• **A block of data**

..........

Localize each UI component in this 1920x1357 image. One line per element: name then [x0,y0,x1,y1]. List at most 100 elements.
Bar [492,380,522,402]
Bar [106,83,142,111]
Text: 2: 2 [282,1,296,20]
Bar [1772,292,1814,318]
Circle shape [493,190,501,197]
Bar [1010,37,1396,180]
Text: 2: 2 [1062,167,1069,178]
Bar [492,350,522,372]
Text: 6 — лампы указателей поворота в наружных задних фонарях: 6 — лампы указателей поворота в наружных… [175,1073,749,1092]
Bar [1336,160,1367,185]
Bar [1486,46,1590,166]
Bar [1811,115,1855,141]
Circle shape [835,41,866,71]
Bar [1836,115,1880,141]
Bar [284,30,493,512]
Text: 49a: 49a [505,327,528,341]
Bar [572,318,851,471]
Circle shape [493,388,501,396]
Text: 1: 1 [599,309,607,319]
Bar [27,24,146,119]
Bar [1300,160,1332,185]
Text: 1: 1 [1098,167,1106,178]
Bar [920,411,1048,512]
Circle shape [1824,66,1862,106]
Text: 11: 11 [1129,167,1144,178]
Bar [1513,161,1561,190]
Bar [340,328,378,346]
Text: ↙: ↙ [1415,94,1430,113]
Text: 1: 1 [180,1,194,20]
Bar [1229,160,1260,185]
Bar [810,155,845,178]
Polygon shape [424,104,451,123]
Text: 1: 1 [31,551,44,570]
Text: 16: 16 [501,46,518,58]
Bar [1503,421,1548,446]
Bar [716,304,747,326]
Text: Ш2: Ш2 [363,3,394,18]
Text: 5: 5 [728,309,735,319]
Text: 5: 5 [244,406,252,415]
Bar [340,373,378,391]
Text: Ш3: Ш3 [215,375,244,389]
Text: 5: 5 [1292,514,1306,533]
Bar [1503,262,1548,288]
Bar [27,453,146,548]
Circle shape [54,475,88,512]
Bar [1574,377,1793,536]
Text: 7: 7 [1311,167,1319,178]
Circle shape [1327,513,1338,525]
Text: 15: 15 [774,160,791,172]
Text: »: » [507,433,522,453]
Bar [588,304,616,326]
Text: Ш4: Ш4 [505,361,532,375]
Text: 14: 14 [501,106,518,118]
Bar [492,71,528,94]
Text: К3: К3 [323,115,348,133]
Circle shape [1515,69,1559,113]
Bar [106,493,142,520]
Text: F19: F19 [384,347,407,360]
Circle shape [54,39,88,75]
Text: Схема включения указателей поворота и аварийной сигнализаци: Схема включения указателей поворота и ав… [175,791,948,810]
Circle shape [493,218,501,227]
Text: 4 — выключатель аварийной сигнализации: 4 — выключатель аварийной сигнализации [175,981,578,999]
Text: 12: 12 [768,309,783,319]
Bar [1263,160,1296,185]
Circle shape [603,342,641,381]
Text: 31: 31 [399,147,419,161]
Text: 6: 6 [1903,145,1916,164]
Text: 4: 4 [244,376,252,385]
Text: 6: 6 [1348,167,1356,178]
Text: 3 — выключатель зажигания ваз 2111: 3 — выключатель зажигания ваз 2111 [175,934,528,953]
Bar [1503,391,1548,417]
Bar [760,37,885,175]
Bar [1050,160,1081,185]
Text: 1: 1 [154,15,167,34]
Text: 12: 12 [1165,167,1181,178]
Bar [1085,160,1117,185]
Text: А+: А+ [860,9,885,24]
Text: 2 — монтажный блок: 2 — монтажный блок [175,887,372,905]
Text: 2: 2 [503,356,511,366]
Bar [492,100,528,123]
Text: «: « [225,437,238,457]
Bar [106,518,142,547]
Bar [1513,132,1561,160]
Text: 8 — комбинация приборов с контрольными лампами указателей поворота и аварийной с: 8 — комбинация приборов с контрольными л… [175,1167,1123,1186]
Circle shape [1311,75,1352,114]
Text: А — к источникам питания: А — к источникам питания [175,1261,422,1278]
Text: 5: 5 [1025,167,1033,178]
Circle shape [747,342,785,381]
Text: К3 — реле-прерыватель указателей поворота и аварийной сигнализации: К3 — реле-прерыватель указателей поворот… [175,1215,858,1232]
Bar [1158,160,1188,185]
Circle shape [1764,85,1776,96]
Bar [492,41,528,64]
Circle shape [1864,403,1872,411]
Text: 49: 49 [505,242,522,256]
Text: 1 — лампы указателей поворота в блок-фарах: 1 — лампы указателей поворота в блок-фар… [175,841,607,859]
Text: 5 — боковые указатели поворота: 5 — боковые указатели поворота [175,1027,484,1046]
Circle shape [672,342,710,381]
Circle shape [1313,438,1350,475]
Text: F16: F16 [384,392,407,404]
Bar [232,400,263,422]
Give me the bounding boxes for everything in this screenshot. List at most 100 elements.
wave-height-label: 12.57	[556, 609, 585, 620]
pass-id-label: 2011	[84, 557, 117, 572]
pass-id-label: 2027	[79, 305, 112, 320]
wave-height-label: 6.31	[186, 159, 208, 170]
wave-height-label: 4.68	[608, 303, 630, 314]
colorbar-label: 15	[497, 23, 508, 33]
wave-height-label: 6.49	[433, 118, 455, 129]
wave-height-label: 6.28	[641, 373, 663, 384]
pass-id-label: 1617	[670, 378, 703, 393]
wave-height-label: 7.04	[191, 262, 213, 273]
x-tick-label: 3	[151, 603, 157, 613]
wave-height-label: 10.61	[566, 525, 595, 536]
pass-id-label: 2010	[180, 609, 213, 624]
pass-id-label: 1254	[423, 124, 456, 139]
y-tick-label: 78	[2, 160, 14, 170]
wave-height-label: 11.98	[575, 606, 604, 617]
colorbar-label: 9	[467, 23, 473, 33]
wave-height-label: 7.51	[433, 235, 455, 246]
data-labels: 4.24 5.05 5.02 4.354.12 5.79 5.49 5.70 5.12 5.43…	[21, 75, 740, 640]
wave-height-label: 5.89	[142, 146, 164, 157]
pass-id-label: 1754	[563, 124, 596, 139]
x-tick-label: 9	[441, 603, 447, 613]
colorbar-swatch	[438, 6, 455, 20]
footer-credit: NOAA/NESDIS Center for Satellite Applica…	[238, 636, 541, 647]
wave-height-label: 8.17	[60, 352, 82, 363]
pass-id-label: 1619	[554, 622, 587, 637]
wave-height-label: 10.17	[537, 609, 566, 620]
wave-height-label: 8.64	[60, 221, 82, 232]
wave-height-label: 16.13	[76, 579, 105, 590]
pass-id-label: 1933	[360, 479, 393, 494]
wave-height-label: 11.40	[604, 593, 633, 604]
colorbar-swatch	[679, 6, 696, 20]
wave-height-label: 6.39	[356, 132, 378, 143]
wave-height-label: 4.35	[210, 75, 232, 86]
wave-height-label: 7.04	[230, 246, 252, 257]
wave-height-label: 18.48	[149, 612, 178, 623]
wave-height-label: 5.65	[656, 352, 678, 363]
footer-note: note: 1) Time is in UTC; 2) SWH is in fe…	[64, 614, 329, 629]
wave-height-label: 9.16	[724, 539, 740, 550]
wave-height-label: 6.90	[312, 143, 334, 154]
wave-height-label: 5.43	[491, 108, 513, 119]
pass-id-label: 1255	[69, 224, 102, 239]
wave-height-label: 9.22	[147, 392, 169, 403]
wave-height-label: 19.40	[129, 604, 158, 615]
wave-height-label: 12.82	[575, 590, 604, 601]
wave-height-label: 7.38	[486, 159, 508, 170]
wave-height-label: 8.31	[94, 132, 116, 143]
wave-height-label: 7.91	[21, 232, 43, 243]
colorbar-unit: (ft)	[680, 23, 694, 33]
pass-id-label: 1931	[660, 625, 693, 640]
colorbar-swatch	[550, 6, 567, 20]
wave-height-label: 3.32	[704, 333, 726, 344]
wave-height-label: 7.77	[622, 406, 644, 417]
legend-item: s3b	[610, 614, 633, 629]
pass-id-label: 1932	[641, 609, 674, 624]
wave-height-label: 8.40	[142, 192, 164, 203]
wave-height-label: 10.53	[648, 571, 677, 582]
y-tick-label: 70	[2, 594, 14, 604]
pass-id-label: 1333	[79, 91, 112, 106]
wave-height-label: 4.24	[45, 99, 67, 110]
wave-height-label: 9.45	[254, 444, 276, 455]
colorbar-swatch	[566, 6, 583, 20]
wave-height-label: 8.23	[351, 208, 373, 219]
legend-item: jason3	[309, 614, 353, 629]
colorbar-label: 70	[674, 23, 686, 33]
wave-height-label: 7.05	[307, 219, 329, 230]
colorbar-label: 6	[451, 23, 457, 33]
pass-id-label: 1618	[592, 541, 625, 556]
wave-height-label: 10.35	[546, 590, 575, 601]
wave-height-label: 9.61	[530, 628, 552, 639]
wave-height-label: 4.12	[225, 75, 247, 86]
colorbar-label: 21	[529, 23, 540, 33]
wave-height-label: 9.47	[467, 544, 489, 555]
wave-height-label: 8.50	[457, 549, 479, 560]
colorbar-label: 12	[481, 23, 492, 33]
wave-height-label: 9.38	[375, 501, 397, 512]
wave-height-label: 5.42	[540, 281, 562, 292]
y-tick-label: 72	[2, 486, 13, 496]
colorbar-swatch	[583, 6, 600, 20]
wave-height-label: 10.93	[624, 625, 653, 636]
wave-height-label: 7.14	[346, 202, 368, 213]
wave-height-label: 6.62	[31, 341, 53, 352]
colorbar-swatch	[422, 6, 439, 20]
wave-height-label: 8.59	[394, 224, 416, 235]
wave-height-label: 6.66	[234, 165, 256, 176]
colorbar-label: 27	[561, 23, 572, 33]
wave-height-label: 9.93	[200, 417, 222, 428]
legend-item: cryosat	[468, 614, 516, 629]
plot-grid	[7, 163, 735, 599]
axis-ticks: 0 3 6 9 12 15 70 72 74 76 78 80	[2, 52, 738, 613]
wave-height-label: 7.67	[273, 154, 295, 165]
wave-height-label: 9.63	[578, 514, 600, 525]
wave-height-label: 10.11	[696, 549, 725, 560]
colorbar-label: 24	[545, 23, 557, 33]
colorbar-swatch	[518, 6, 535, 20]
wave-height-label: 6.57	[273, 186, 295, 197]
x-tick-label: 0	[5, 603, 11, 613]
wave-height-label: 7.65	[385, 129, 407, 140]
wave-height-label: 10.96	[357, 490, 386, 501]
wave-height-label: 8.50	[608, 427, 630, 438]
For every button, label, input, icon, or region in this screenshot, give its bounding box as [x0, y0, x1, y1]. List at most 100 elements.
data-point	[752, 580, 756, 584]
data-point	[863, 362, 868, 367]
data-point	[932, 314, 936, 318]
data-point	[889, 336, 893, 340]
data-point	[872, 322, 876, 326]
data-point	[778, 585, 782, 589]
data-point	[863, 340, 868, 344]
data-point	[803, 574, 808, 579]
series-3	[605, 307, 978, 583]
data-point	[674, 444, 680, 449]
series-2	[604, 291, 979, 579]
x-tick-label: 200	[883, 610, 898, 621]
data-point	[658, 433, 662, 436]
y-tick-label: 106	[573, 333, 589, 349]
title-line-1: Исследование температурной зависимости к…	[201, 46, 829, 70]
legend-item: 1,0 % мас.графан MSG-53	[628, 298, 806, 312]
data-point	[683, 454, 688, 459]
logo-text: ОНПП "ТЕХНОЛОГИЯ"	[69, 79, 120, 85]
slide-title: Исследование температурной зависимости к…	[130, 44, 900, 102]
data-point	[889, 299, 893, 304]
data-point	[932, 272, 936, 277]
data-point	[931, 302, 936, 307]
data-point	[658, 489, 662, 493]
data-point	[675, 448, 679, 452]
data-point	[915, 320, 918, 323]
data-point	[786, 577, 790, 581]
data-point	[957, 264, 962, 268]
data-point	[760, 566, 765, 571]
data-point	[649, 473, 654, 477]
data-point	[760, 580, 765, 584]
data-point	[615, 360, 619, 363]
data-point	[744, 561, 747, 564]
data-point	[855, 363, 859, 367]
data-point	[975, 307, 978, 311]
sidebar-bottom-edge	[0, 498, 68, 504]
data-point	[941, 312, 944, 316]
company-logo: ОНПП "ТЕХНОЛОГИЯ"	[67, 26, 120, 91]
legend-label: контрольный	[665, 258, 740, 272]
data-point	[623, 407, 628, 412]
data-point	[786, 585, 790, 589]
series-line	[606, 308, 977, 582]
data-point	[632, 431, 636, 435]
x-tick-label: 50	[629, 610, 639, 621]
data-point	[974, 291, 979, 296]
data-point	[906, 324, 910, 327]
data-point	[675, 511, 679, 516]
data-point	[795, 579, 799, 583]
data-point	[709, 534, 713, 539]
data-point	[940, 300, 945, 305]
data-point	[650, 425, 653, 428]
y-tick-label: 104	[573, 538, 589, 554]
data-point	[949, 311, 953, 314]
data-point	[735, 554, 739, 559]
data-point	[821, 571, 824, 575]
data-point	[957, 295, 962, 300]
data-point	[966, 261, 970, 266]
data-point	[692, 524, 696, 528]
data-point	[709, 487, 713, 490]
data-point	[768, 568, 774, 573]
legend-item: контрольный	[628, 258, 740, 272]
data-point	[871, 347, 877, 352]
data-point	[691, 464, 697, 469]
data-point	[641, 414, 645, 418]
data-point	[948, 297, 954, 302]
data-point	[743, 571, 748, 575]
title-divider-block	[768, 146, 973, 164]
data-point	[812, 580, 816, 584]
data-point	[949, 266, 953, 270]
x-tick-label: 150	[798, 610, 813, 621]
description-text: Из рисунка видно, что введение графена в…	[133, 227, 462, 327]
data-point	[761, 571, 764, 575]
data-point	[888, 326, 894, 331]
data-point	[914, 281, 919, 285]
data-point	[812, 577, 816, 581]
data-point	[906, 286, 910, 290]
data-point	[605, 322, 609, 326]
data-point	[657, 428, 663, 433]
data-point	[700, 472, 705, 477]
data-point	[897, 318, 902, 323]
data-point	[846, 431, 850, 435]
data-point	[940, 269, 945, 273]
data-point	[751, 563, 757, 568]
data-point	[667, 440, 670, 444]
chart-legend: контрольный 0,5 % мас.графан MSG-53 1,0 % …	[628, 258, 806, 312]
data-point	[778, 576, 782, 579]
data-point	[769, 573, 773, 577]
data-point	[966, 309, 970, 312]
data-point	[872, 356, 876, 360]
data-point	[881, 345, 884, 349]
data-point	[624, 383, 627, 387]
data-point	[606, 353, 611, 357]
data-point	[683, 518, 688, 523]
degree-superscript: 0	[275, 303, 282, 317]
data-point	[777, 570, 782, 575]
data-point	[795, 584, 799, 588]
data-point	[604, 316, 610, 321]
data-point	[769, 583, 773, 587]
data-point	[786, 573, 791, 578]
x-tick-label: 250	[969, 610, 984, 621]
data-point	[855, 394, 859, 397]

..........

• **Brief**
Can you present the listing, from its first line up to and including the line with "Bar [572,318,851,471]", as a Markdown table with the columns Row and Listing line, leaving out any blank lines?

• **Task answer**
| Row | Listing line |
|---|---|
| 1 | Localize each UI component in this 1920x1357 image. One line per element: name then [x0,y0,x1,y1]. List at most 100 elements. |
| 2 | Bar [492,380,522,402] |
| 3 | Bar [106,83,142,111] |
| 4 | Text: 2: 2 [282,1,296,20] |
| 5 | Bar [1772,292,1814,318] |
| 6 | Circle shape [493,190,501,197] |
| 7 | Bar [1010,37,1396,180] |
| 8 | Text: 2: 2 [1062,167,1069,178] |
| 9 | Bar [492,350,522,372] |
| 10 | Text: 6 — лампы указателей поворота в наружных задних фонарях: 6 — лампы указателей поворота в наружных… [175,1073,749,1092] |
| 11 | Bar [1336,160,1367,185] |
| 12 | Bar [1486,46,1590,166] |
| 13 | Bar [1811,115,1855,141] |
| 14 | Circle shape [835,41,866,71] |
| 15 | Bar [1836,115,1880,141] |
| 16 | Bar [284,30,493,512] |
| 17 | Text: 49a: 49a [505,327,528,341] |
| 18 | Bar [572,318,851,471] |